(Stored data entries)
## Begin

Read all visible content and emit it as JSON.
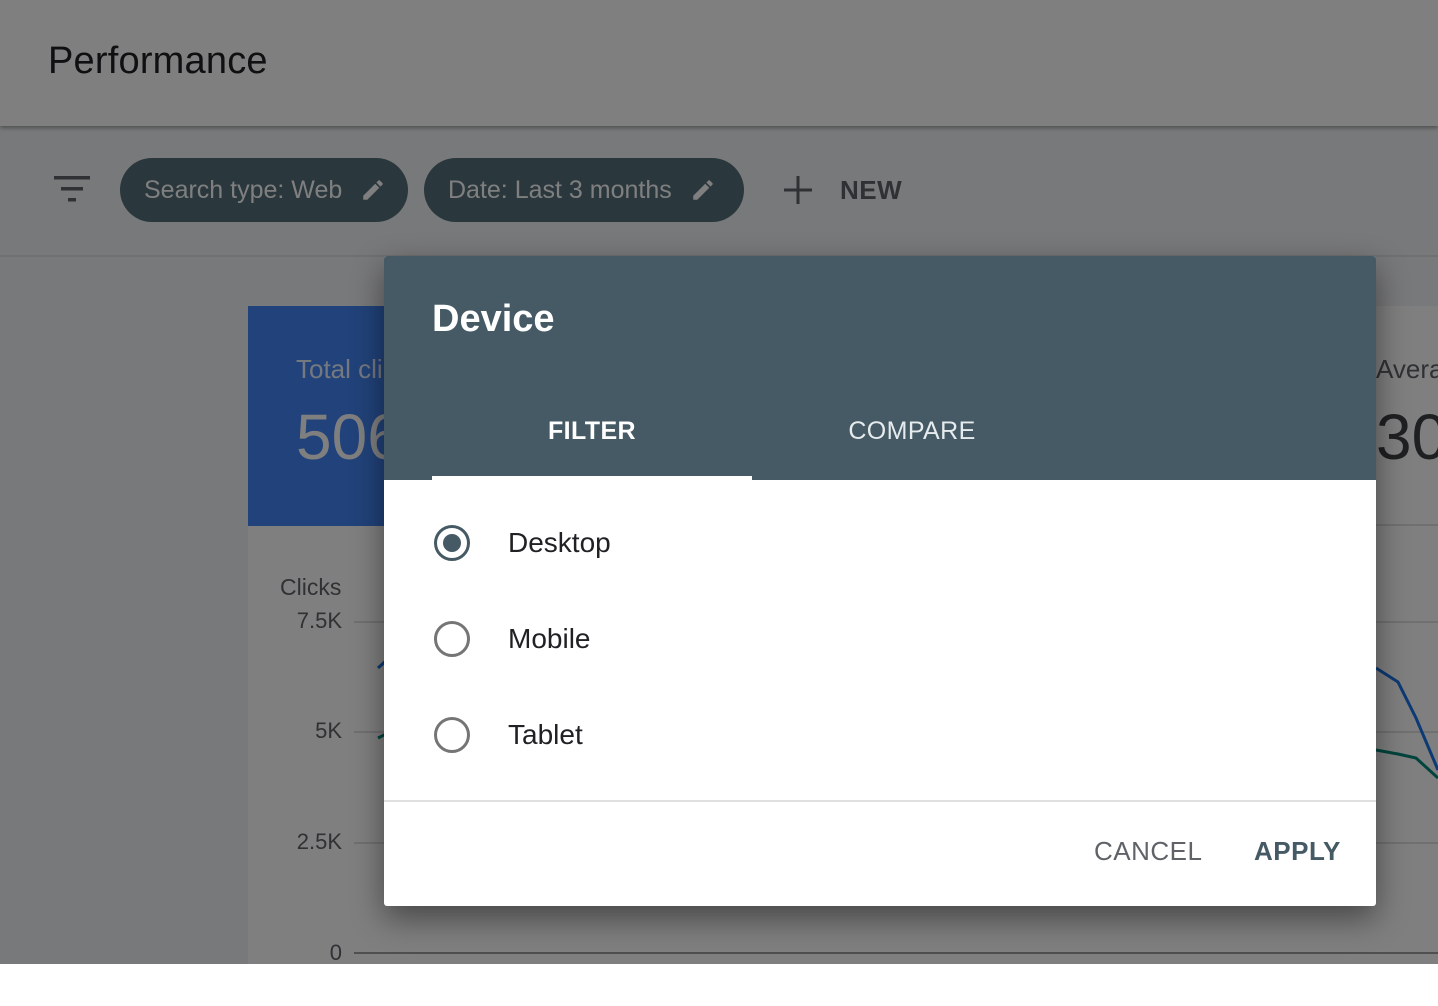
{
  "header": {
    "title": "Performance"
  },
  "filters": {
    "chips": [
      {
        "label": "Search type: Web"
      },
      {
        "label": "Date: Last 3 months"
      }
    ],
    "new_label": "NEW"
  },
  "metrics": {
    "total_clicks_label": "Total cli",
    "total_clicks_value": "506",
    "right_label": "Avera",
    "right_value": "30"
  },
  "chart": {
    "ylabel": "Clicks",
    "ticks": [
      "7.5K",
      "5K",
      "2.5K",
      "0"
    ]
  },
  "dialog": {
    "title": "Device",
    "tabs": [
      {
        "label": "FILTER",
        "active": true
      },
      {
        "label": "COMPARE",
        "active": false
      }
    ],
    "options": [
      {
        "label": "Desktop",
        "selected": true
      },
      {
        "label": "Mobile",
        "selected": false
      },
      {
        "label": "Tablet",
        "selected": false
      }
    ],
    "cancel_label": "CANCEL",
    "apply_label": "APPLY"
  },
  "colors": {
    "dialog_header": "#455a64",
    "chip": "#546e7a",
    "metric_blue": "#4285f4",
    "accent": "#455a64"
  }
}
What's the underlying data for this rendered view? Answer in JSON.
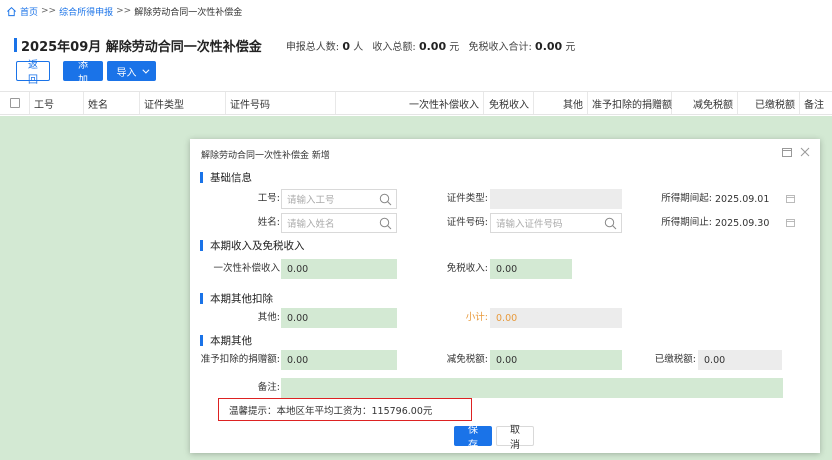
{
  "breadcrumb": {
    "items": [
      "首页",
      "综合所得申报",
      "解除劳动合同一次性补偿金"
    ],
    "sep": ">>"
  },
  "header": {
    "title": "2025年09月 解除劳动合同一次性补偿金",
    "count_label": "申报总人数:",
    "count_value": "0",
    "count_unit": "人",
    "income_label": "收入总额:",
    "income_value": "0.00",
    "income_unit": "元",
    "taxfree_label": "免税收入合计:",
    "taxfree_value": "0.00",
    "taxfree_unit": "元"
  },
  "toolbar": {
    "back_label": "返回",
    "add_label": "添加",
    "import_label": "导入"
  },
  "table": {
    "columns": [
      "工号",
      "姓名",
      "证件类型",
      "证件号码",
      "一次性补偿收入",
      "免税收入",
      "其他",
      "准予扣除的捐赠额",
      "减免税额",
      "已缴税额",
      "备注"
    ]
  },
  "modal": {
    "title": "解除劳动合同一次性补偿金 新增",
    "sections": {
      "basic": "基础信息",
      "income": "本期收入及免税收入",
      "deduct": "本期其他扣除",
      "other": "本期其他"
    },
    "fields": {
      "emp_id_label": "工号:",
      "emp_id_placeholder": "请输入工号",
      "name_label": "姓名:",
      "name_placeholder": "请输入姓名",
      "id_type_label": "证件类型:",
      "id_no_label": "证件号码:",
      "id_no_placeholder": "请输入证件号码",
      "period_start_label": "所得期间起:",
      "period_start_value": "2025.09.01",
      "period_end_label": "所得期间止:",
      "period_end_value": "2025.09.30",
      "lump_label": "一次性补偿收入",
      "lump_value": "0.00",
      "taxfree_label": "免税收入:",
      "taxfree_value": "0.00",
      "other_label": "其他:",
      "other_value": "0.00",
      "subtotal_label": "小计:",
      "subtotal_value": "0.00",
      "donation_label": "准予扣除的捐赠额:",
      "donation_value": "0.00",
      "reduce_label": "减免税额:",
      "reduce_value": "0.00",
      "paid_label": "已缴税额:",
      "paid_value": "0.00",
      "remark_label": "备注:"
    },
    "tip": "温馨提示：本地区年平均工资为：115796.00元",
    "save_label": "保存",
    "cancel_label": "取消"
  },
  "colors": {
    "accent": "#1a73e8",
    "green_bg": "#d3e9d3",
    "tip_border": "#dd2222",
    "subtotal": "#e89a3c"
  }
}
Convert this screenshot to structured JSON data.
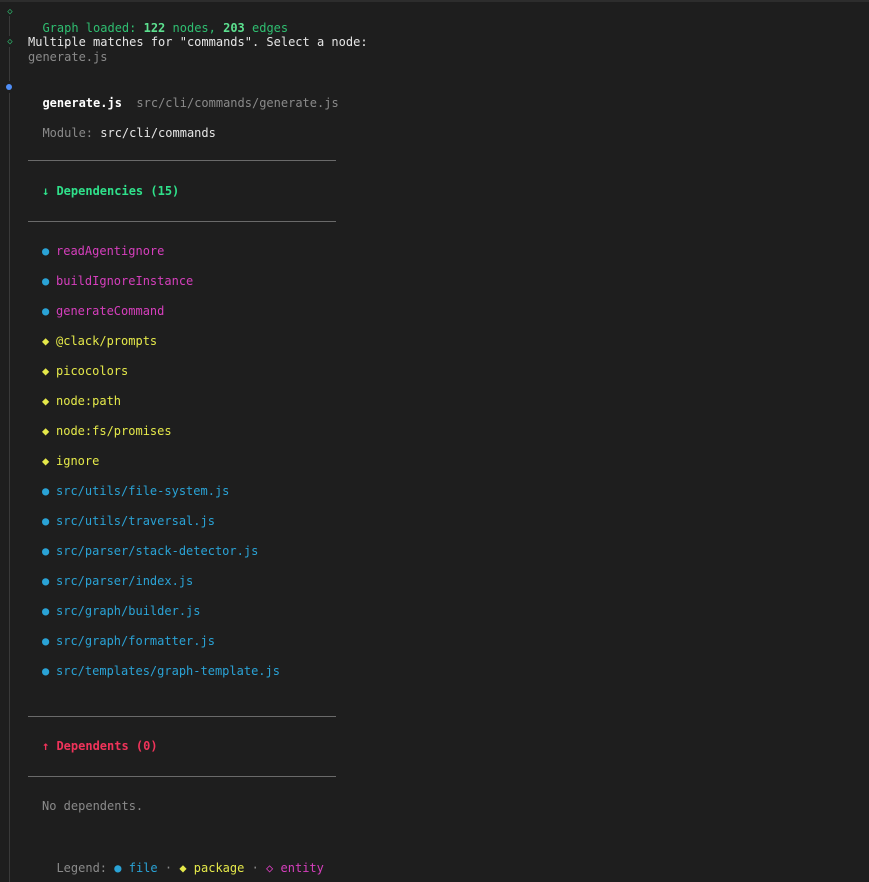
{
  "log": {
    "graph_loaded_prefix": "Graph loaded: ",
    "nodes_count": "122",
    "nodes_word": " nodes, ",
    "edges_count": "203",
    "edges_word": " edges",
    "multiple_matches": "Multiple matches for \"commands\". Select a node:",
    "match_option": "generate.js"
  },
  "node": {
    "name": "generate.js",
    "path": "src/cli/commands/generate.js",
    "module_label": "Module: ",
    "module_value": "src/cli/commands"
  },
  "dependencies": {
    "header": "↓ Dependencies (15)",
    "items": [
      {
        "label": "readAgentignore",
        "kind": "entity"
      },
      {
        "label": "buildIgnoreInstance",
        "kind": "entity"
      },
      {
        "label": "generateCommand",
        "kind": "entity"
      },
      {
        "label": "@clack/prompts",
        "kind": "package"
      },
      {
        "label": "picocolors",
        "kind": "package"
      },
      {
        "label": "node:path",
        "kind": "package"
      },
      {
        "label": "node:fs/promises",
        "kind": "package"
      },
      {
        "label": "ignore",
        "kind": "package"
      },
      {
        "label": "src/utils/file-system.js",
        "kind": "file"
      },
      {
        "label": "src/utils/traversal.js",
        "kind": "file"
      },
      {
        "label": "src/parser/stack-detector.js",
        "kind": "file"
      },
      {
        "label": "src/parser/index.js",
        "kind": "file"
      },
      {
        "label": "src/graph/builder.js",
        "kind": "file"
      },
      {
        "label": "src/graph/formatter.js",
        "kind": "file"
      },
      {
        "label": "src/templates/graph-template.js",
        "kind": "file"
      }
    ]
  },
  "dependents": {
    "header": "↑ Dependents (0)",
    "empty_text": "No dependents."
  },
  "legend": {
    "label": "Legend: ",
    "file_symbol": "●",
    "file_word": "file",
    "sep1": " · ",
    "package_symbol": "◆",
    "package_word": "package",
    "sep2": " · ",
    "entity_symbol": "◇",
    "entity_word": "entity"
  },
  "colors": {
    "background": "#1e1e1e",
    "success": "#2fbf71",
    "entity": "#d63fbd",
    "package": "#e5e94a",
    "file": "#2aa3d6",
    "dependents_header": "#f0335a",
    "dependencies_header": "#2fe08a"
  },
  "icons": {
    "log_marker": "hollow-diamond-icon",
    "active_marker": "filled-dot-icon"
  }
}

## End

• Required work: Each record above must be returned exactly as written, with its pictures omitted.

• Task response:
Read all visible content and emit it as JSON.
{
  "header": {
    "title": "Performance"
  },
  "filters": {
    "chips": [
      {
        "label": "Search type: Web"
      },
      {
        "label": "Date: Last 3 months"
      }
    ],
    "new_label": "NEW"
  },
  "metrics": {
    "total_clicks_label": "Total cli",
    "total_clicks_value": "506",
    "right_label": "Avera",
    "right_value": "30"
  },
  "chart": {
    "ylabel": "Clicks",
    "ticks": [
      "7.5K",
      "5K",
      "2.5K",
      "0"
    ]
  },
  "dialog": {
    "title": "Device",
    "tabs": [
      {
        "label": "FILTER",
        "active": true
      },
      {
        "label": "COMPARE",
        "active": false
      }
    ],
    "options": [
      {
        "label": "Desktop",
        "selected": true
      },
      {
        "label": "Mobile",
        "selected": false
      },
      {
        "label": "Tablet",
        "selected": false
      }
    ],
    "cancel_label": "CANCEL",
    "apply_label": "APPLY"
  },
  "colors": {
    "dialog_header": "#455a64",
    "chip": "#546e7a",
    "metric_blue": "#4285f4",
    "accent": "#455a64"
  }
}
What's the underlying data for this rendered view? Answer in JSON.
{
  "breadcrumb": {
    "items": [
      "首页",
      "综合所得申报",
      "解除劳动合同一次性补偿金"
    ],
    "sep": ">>"
  },
  "header": {
    "title": "2025年09月 解除劳动合同一次性补偿金",
    "count_label": "申报总人数:",
    "count_value": "0",
    "count_unit": "人",
    "income_label": "收入总额:",
    "income_value": "0.00",
    "income_unit": "元",
    "taxfree_label": "免税收入合计:",
    "taxfree_value": "0.00",
    "taxfree_unit": "元"
  },
  "toolbar": {
    "back_label": "返回",
    "add_label": "添加",
    "import_label": "导入"
  },
  "table": {
    "columns": [
      "工号",
      "姓名",
      "证件类型",
      "证件号码",
      "一次性补偿收入",
      "免税收入",
      "其他",
      "准予扣除的捐赠额",
      "减免税额",
      "已缴税额",
      "备注"
    ]
  },
  "modal": {
    "title": "解除劳动合同一次性补偿金 新增",
    "sections": {
      "basic": "基础信息",
      "income": "本期收入及免税收入",
      "deduct": "本期其他扣除",
      "other": "本期其他"
    },
    "fields": {
      "emp_id_label": "工号:",
      "emp_id_placeholder": "请输入工号",
      "name_label": "姓名:",
      "name_placeholder": "请输入姓名",
      "id_type_label": "证件类型:",
      "id_no_label": "证件号码:",
      "id_no_placeholder": "请输入证件号码",
      "period_start_label": "所得期间起:",
      "period_start_value": "2025.09.01",
      "period_end_label": "所得期间止:",
      "period_end_value": "2025.09.30",
      "lump_label": "一次性补偿收入",
      "lump_value": "0.00",
      "taxfree_label": "免税收入:",
      "taxfree_value": "0.00",
      "other_label": "其他:",
      "other_value": "0.00",
      "subtotal_label": "小计:",
      "subtotal_value": "0.00",
      "donation_label": "准予扣除的捐赠额:",
      "donation_value": "0.00",
      "reduce_label": "减免税额:",
      "reduce_value": "0.00",
      "paid_label": "已缴税额:",
      "paid_value": "0.00",
      "remark_label": "备注:"
    },
    "tip": "温馨提示：本地区年平均工资为：115796.00元",
    "save_label": "保存",
    "cancel_label": "取消"
  },
  "colors": {
    "accent": "#1a73e8",
    "green_bg": "#d3e9d3",
    "tip_border": "#dd2222",
    "subtotal": "#e89a3c"
  }
}
Convert this screenshot to structured JSON data.
{
  "log": {
    "graph_loaded_prefix": "Graph loaded: ",
    "nodes_count": "122",
    "nodes_word": " nodes, ",
    "edges_count": "203",
    "edges_word": " edges",
    "multiple_matches": "Multiple matches for \"commands\". Select a node:",
    "match_option": "generate.js"
  },
  "node": {
    "name": "generate.js",
    "path": "src/cli/commands/generate.js",
    "module_label": "Module: ",
    "module_value": "src/cli/commands"
  },
  "dependencies": {
    "header": "↓ Dependencies (15)",
    "items": [
      {
        "label": "readAgentignore",
        "kind": "entity"
      },
      {
        "label": "buildIgnoreInstance",
        "kind": "entity"
      },
      {
        "label": "generateCommand",
        "kind": "entity"
      },
      {
        "label": "@clack/prompts",
        "kind": "package"
      },
      {
        "label": "picocolors",
        "kind": "package"
      },
      {
        "label": "node:path",
        "kind": "package"
      },
      {
        "label": "node:fs/promises",
        "kind": "package"
      },
      {
        "label": "ignore",
        "kind": "package"
      },
      {
        "label": "src/utils/file-system.js",
        "kind": "file"
      },
      {
        "label": "src/utils/traversal.js",
        "kind": "file"
      },
      {
        "label": "src/parser/stack-detector.js",
        "kind": "file"
      },
      {
        "label": "src/parser/index.js",
        "kind": "file"
      },
      {
        "label": "src/graph/builder.js",
        "kind": "file"
      },
      {
        "label": "src/graph/formatter.js",
        "kind": "file"
      },
      {
        "label": "src/templates/graph-template.js",
        "kind": "file"
      }
    ]
  },
  "dependents": {
    "header": "↑ Dependents (0)",
    "empty_text": "No dependents."
  },
  "legend": {
    "label": "Legend: ",
    "file_symbol": "●",
    "file_word": "file",
    "sep1": " · ",
    "package_symbol": "◆",
    "package_word": "package",
    "sep2": " · ",
    "entity_symbol": "◇",
    "entity_word": "entity"
  },
  "colors": {
    "background": "#1e1e1e",
    "success": "#2fbf71",
    "entity": "#d63fbd",
    "package": "#e5e94a",
    "file": "#2aa3d6",
    "dependents_header": "#f0335a",
    "dependencies_header": "#2fe08a"
  },
  "icons": {
    "log_marker": "hollow-diamond-icon",
    "active_marker": "filled-dot-icon"
  }
}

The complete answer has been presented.